(Recorded data)
* BEGIN *

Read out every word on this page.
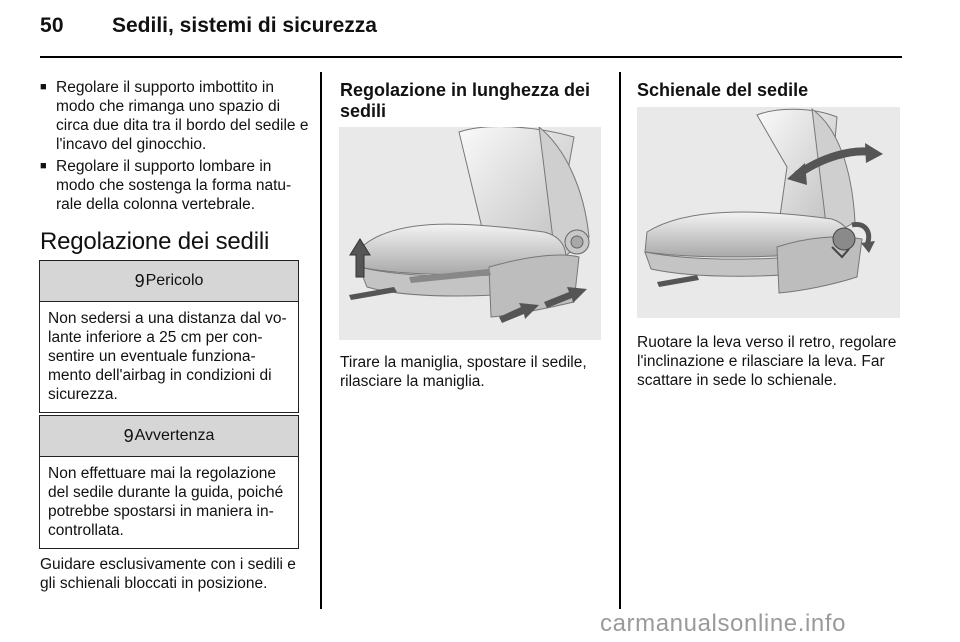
50 Sedili, sistemi di sicurezza
■ Regolare il supporto imbottito in modo che rimanga uno spazio di circa due dita tra il bordo del sedile e l'incavo del ginocchio.
■ Regolare il supporto lombare in modo che sostenga la forma natu-rale della colonna vertebrale.
Regolazione dei sedili
9 Pericolo
Non sedersi a una distanza dal vo-lante inferiore a 25 cm per con-sentire un eventuale funziona-mento dell'airbag in condizioni di sicurezza.
9 Avvertenza
Non effettuare mai la regolazione del sedile durante la guida, poiché potrebbe spostarsi in maniera in-controllata.

Guidare esclusivamente con i sedili e gli schienali bloccati in posizione.

Regolazione in lunghezza dei sedili

Tirare la maniglia, spostare il sedile, rilasciare la maniglia.

Schienale del sedile

Ruotare la leva verso il retro, regolare l'inclinazione e rilasciare la leva. Far scattare in sede lo schienale.

carmanualsonline.info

* END *

▶ [INSTRUCTIONS TO FOLLOW]: Looking at the records above, count the lines where the word "rilasciare" appears. State only the number.

▶ [SOLUTION FOR THIS EXERCISE]: 2